** What to do **
Leave out the pictures and transcribe the rest of the records exactly.

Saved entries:
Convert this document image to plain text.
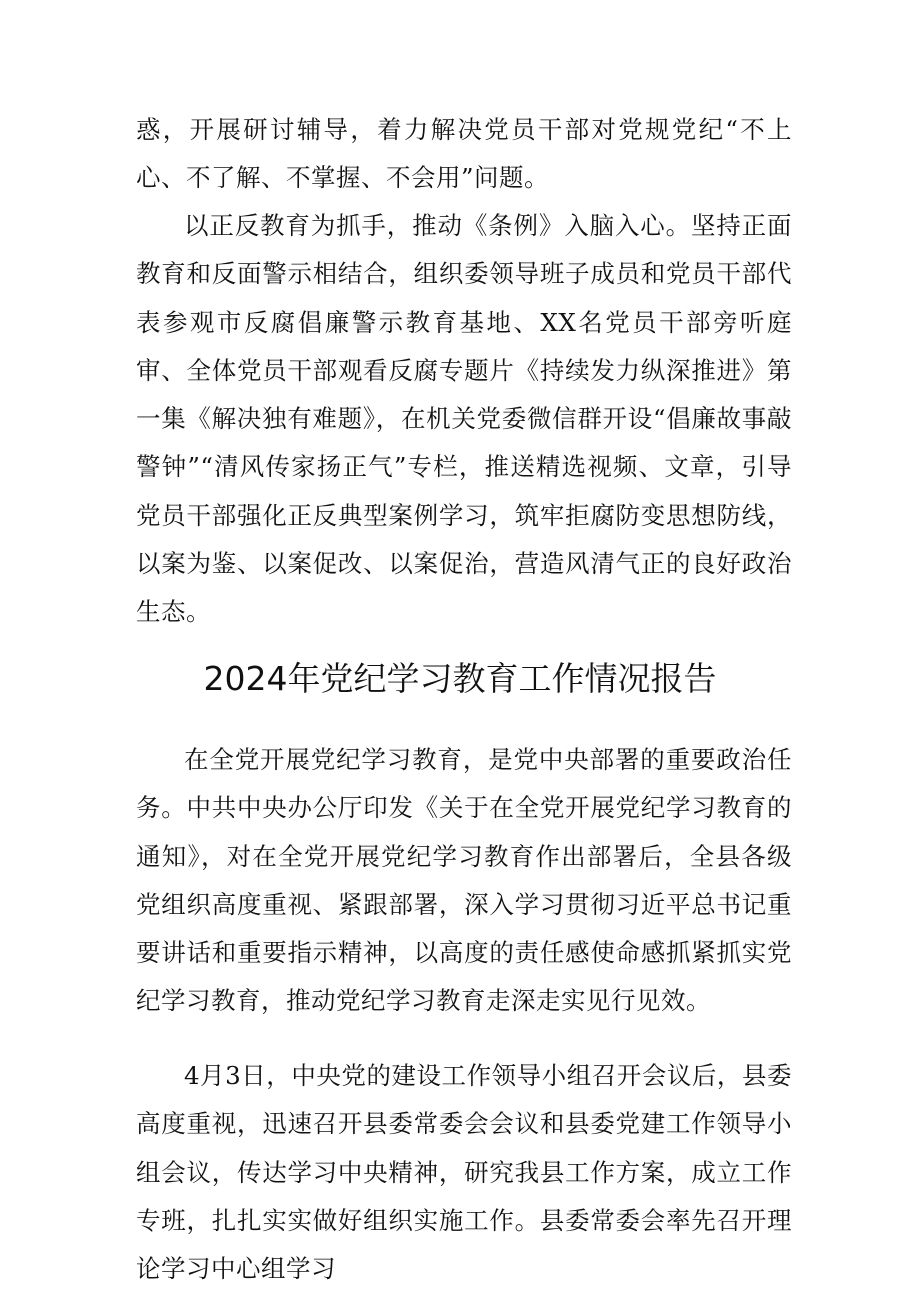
惑，开展研讨辅导，着力解决党员干部对党规党纪“不上心、不了解、不掌握、不会用”问题。

以正反教育为抓手，推动《条例》入脑入心。坚持正面教育和反面警示相结合，组织委领导班子成员和党员干部代表参观市反腐倡廉警示教育基地、XX名党员干部旁听庭审、全体党员干部观看反腐专题片《持续发力纵深推进》第一集《解决独有难题》，在机关党委微信群开设“倡廉故事敲警钟”“清风传家扬正气”专栏，推送精选视频、文章，引导党员干部强化正反典型案例学习，筑牢拒腐防变思想防线，以案为鉴、以案促改、以案促治，营造风清气正的良好政治生态。

2024年党纪学习教育工作情况报告

在全党开展党纪学习教育，是党中央部署的重要政治任务。中共中央办公厅印发《关于在全党开展党纪学习教育的通知》，对在全党开展党纪学习教育作出部署后，全县各级党组织高度重视、紧跟部署，深入学习贯彻习近平总书记重要讲话和重要指示精神，以高度的责任感使命感抓紧抓实党纪学习教育，推动党纪学习教育走深走实见行见效。

4月3日，中央党的建设工作领导小组召开会议后，县委高度重视，迅速召开县委常委会会议和县委党建工作领导小组会议，传达学习中央精神，研究我县工作方案，成立工作专班，扎扎实实做好组织实施工作。县委常委会率先召开理论学习中心组学习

** Expected output **
Convert this document image to plain text.
惑，开展研讨辅导，着力解决党员干部对党规党纪“不上心、不了解、不掌握、不会用”问题。

以正反教育为抓手，推动《条例》入脑入心。坚持正面教育和反面警示相结合，组织委领导班子成员和党员干部代表参观市反腐倡廉警示教育基地、XX名党员干部旁听庭审、全体党员干部观看反腐专题片《持续发力纵深推进》第一集《解决独有难题》，在机关党委微信群开设“倡廉故事敲警钟”“清风传家扬正气”专栏，推送精选视频、文章，引导党员干部强化正反典型案例学习，筑牢拒腐防变思想防线，以案为鉴、以案促改、以案促治，营造风清气正的良好政治生态。

2024年党纪学习教育工作情况报告

在全党开展党纪学习教育，是党中央部署的重要政治任务。中共中央办公厅印发《关于在全党开展党纪学习教育的通知》，对在全党开展党纪学习教育作出部署后，全县各级党组织高度重视、紧跟部署，深入学习贯彻习近平总书记重要讲话和重要指示精神，以高度的责任感使命感抓紧抓实党纪学习教育，推动党纪学习教育走深走实见行见效。

4月3日，中央党的建设工作领导小组召开会议后，县委高度重视，迅速召开县委常委会会议和县委党建工作领导小组会议，传达学习中央精神，研究我县工作方案，成立工作专班，扎扎实实做好组织实施工作。县委常委会率先召开理论学习中心组学习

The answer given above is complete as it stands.